Direction:
In the records below, find the line with "Convert this screenshot" and repeat it and every line after it, exactly, without any pictures.

========

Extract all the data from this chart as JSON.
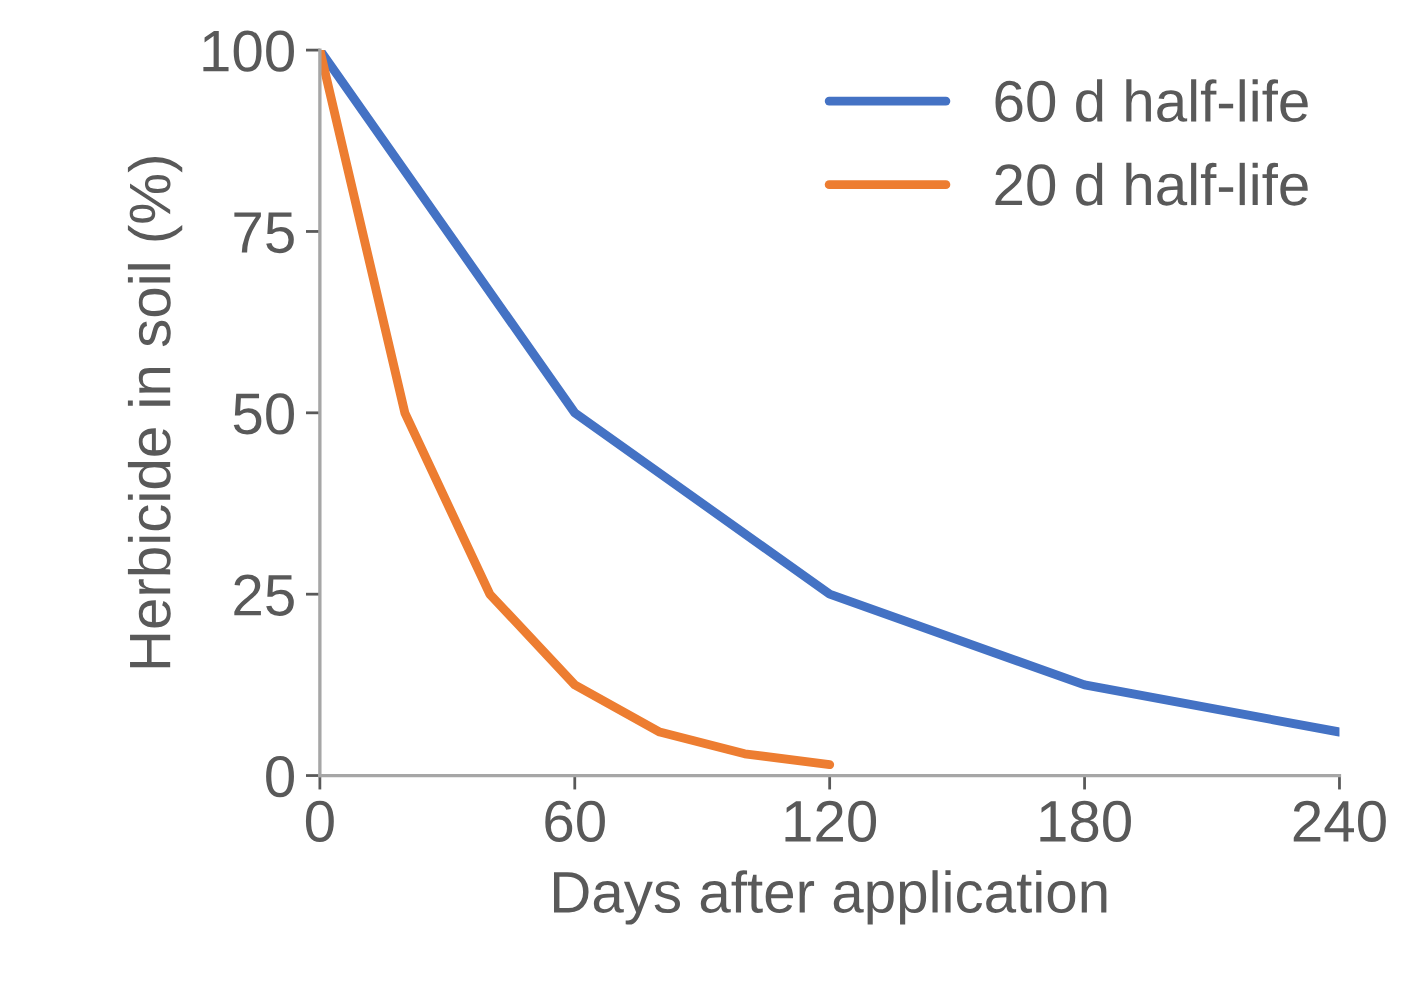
{
  "chart_data": {
    "type": "line",
    "xlabel": "Days after application",
    "ylabel": "Herbicide in soil (%)",
    "xlim": [
      0,
      240
    ],
    "xticks": [
      0,
      60,
      120,
      180,
      240
    ],
    "ylim": [
      0,
      100
    ],
    "yticks": [
      0,
      25,
      50,
      75,
      100
    ],
    "grid": false,
    "legend": "top right",
    "marker": "none",
    "line_style": "solid",
    "series": [
      {
        "name": "60 d half-life",
        "color": "#4472c4",
        "x": [
          0,
          60,
          120,
          180,
          240
        ],
        "values": [
          100,
          50,
          25,
          12.5,
          6
        ]
      },
      {
        "name": "20 d half-life",
        "color": "#ed7d31",
        "x": [
          0,
          20,
          40,
          60,
          80,
          100,
          120
        ],
        "values": [
          100,
          50,
          25,
          12.5,
          6,
          3,
          1.5
        ]
      }
    ]
  }
}
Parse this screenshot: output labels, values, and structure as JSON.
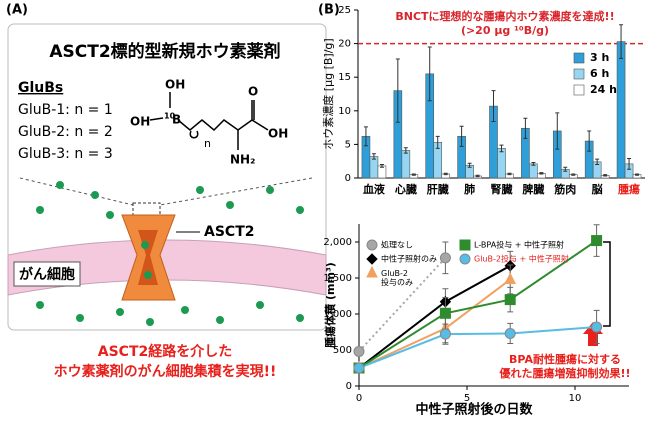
{
  "panel_a": {
    "label": "(A)",
    "title": "ASCT2標的型新規ホウ素薬剤",
    "subtitle": "GluBs",
    "compounds": [
      "GluB-1: n = 1",
      "GluB-2: n = 2",
      "GluB-3: n = 3"
    ],
    "structure": {
      "oh_top": "OH",
      "isotope": "10",
      "boron": "B",
      "oh_left": "OH",
      "n": "n",
      "oxygen": "O",
      "oh_acid": "OH",
      "amine": "NH₂"
    },
    "transporter": "ASCT2",
    "cell": "がん細胞",
    "caption": [
      "ASCT2経路を介した",
      "ホウ素薬剤のがん細胞集積を実現!!"
    ]
  },
  "panel_b": {
    "label": "(B)"
  },
  "chart_data": [
    {
      "type": "bar",
      "title": [
        "BNCTに理想的な腫瘍内ホウ素濃度を達成!!",
        "(>20 μg ¹⁰B/g)"
      ],
      "y_label": "ホウ素濃度 [μg [B]/g]",
      "categories": [
        "血液",
        "心臓",
        "肝臓",
        "肺",
        "腎臓",
        "脾臓",
        "筋肉",
        "脳",
        "腫瘍"
      ],
      "highlight_category": 8,
      "highlight_color": "#e8211c",
      "threshold": 20,
      "threshold_color": "#d9262c",
      "ylim": [
        0,
        25
      ],
      "yticks": [
        0,
        5,
        10,
        15,
        20,
        25
      ],
      "legend": "upper right",
      "series": [
        {
          "name": "3 h",
          "color": "#2e9fd9",
          "values": [
            6.2,
            13.0,
            15.5,
            6.2,
            10.7,
            7.4,
            7.0,
            5.5,
            20.3
          ],
          "errors": [
            1.4,
            4.7,
            4.0,
            1.5,
            2.3,
            1.5,
            2.7,
            1.5,
            2.5
          ]
        },
        {
          "name": "6 h",
          "color": "#96d6f2",
          "values": [
            3.2,
            4.1,
            5.3,
            1.9,
            4.4,
            2.1,
            1.3,
            2.4,
            2.1
          ],
          "errors": [
            0.4,
            0.4,
            0.9,
            0.3,
            0.5,
            0.2,
            0.3,
            0.4,
            0.8
          ]
        },
        {
          "name": "24 h",
          "color": "#ffffff",
          "values": [
            1.8,
            0.5,
            0.6,
            0.3,
            0.6,
            0.7,
            0.5,
            0.4,
            0.5
          ],
          "errors": [
            0.2,
            0.1,
            0.1,
            0.1,
            0.1,
            0.1,
            0.1,
            0.1,
            0.1
          ]
        }
      ]
    },
    {
      "type": "line",
      "x_label": "中性子照射後の日数",
      "y_label": "腫瘍体積 (mm³)",
      "xlim": [
        0,
        12.5
      ],
      "xticks": [
        0,
        5,
        10
      ],
      "ylim": [
        0,
        2250
      ],
      "yticks": [
        0,
        500,
        {
          "value": 1000,
          "label": "1,000"
        },
        {
          "value": 1500,
          "label": "1,500"
        },
        {
          "value": 2000,
          "label": "2,000"
        }
      ],
      "annotation": [
        "BPA耐性腫瘍に対する",
        "優れた腫瘍増殖抑制効果!!"
      ],
      "series": [
        {
          "name": "処理なし",
          "color": "#a6a6a6",
          "dash": true,
          "marker": "circle",
          "x": [
            0,
            4
          ],
          "values": [
            480,
            1780
          ],
          "errors": [
            60,
            220
          ]
        },
        {
          "name": "中性子照射のみ",
          "color": "#000000",
          "marker": "diamond",
          "x": [
            0,
            4,
            7
          ],
          "values": [
            250,
            1170,
            1670
          ],
          "errors": [
            40,
            180,
            200
          ]
        },
        {
          "name": "GluB-2\n投与のみ",
          "color": "#f0a060",
          "marker": "triangle",
          "x": [
            0,
            4,
            7
          ],
          "values": [
            250,
            800,
            1480
          ],
          "errors": [
            40,
            200,
            200
          ]
        },
        {
          "name": "L-BPA投与 + 中性子照射",
          "color": "#2e8b2e",
          "marker": "square",
          "x": [
            0,
            4,
            7,
            11
          ],
          "values": [
            250,
            1010,
            1200,
            2020
          ],
          "errors": [
            40,
            220,
            170,
            220
          ]
        },
        {
          "name": "GluB-2投与 + 中性子照射",
          "color": "#56bde6",
          "marker": "circle",
          "x": [
            0,
            4,
            7,
            11
          ],
          "values": [
            250,
            720,
            730,
            820
          ],
          "errors": [
            40,
            140,
            140,
            230
          ]
        }
      ]
    }
  ]
}
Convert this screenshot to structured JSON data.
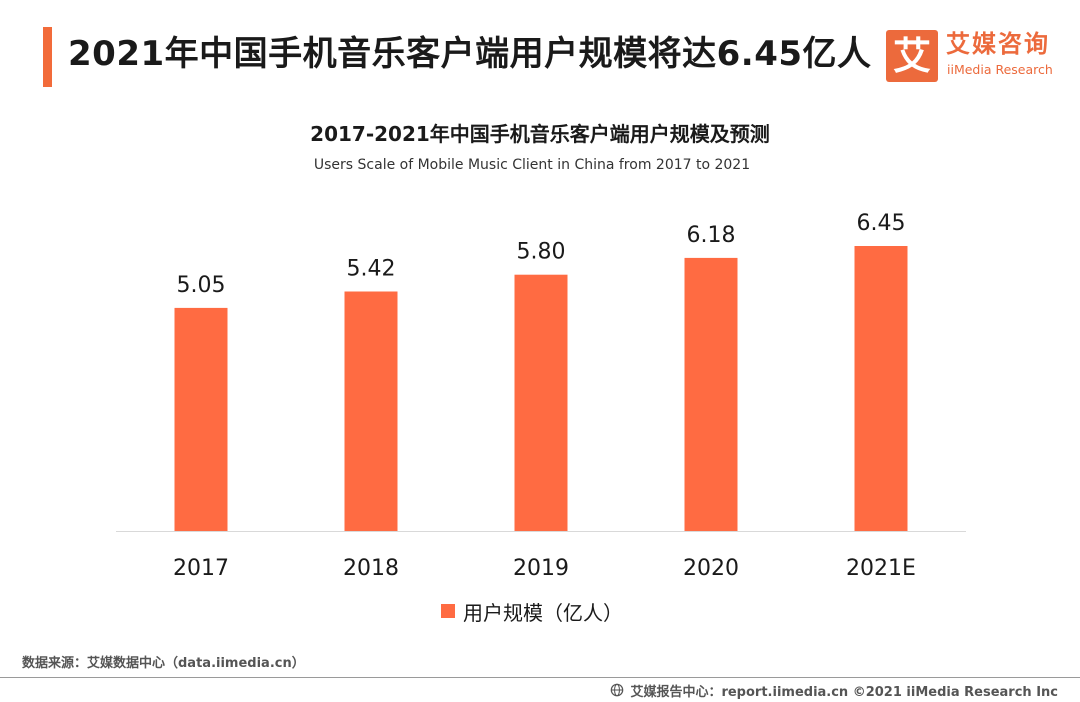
{
  "header": {
    "headline": "2021年中国手机音乐客户端用户规模将达6.45亿人"
  },
  "logo": {
    "mark": "艾",
    "name_cn": "艾媒咨询",
    "name_en": "iiMedia Research"
  },
  "chart_data": {
    "type": "bar",
    "title": "2017-2021年中国手机音乐客户端用户规模及预测",
    "subtitle": "Users Scale of Mobile Music Client  in China from 2017 to 2021",
    "categories": [
      "2017",
      "2018",
      "2019",
      "2020",
      "2021E"
    ],
    "series": [
      {
        "name": "用户规模（亿人）",
        "values": [
          5.05,
          5.42,
          5.8,
          6.18,
          6.45
        ],
        "labels": [
          "5.05",
          "5.42",
          "5.80",
          "6.18",
          "6.45"
        ],
        "color": "#ff6b42"
      }
    ],
    "xlabel": "",
    "ylabel": "",
    "ylim": [
      0,
      6.45
    ],
    "grid": false,
    "legend_position": "bottom-center"
  },
  "footer": {
    "source": "数据来源：艾媒数据中心（data.iimedia.cn）",
    "copyright": "艾媒报告中心：report.iimedia.cn ©2021  iiMedia Research  Inc",
    "icon": "globe-icon"
  }
}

========

Task result:
Convert this screenshot to structured JSON data.
{
  "header": {
    "headline": "2021年中国手机音乐客户端用户规模将达6.45亿人"
  },
  "logo": {
    "mark": "艾",
    "name_cn": "艾媒咨询",
    "name_en": "iiMedia Research"
  },
  "chart_data": {
    "type": "bar",
    "title": "2017-2021年中国手机音乐客户端用户规模及预测",
    "subtitle": "Users Scale of Mobile Music Client  in China from 2017 to 2021",
    "categories": [
      "2017",
      "2018",
      "2019",
      "2020",
      "2021E"
    ],
    "series": [
      {
        "name": "用户规模（亿人）",
        "values": [
          5.05,
          5.42,
          5.8,
          6.18,
          6.45
        ],
        "labels": [
          "5.05",
          "5.42",
          "5.80",
          "6.18",
          "6.45"
        ],
        "color": "#ff6b42"
      }
    ],
    "xlabel": "",
    "ylabel": "",
    "ylim": [
      0,
      6.45
    ],
    "grid": false,
    "legend_position": "bottom-center"
  },
  "footer": {
    "source": "数据来源：艾媒数据中心（data.iimedia.cn）",
    "copyright": "艾媒报告中心：report.iimedia.cn ©2021  iiMedia Research  Inc",
    "icon": "globe-icon"
  }
}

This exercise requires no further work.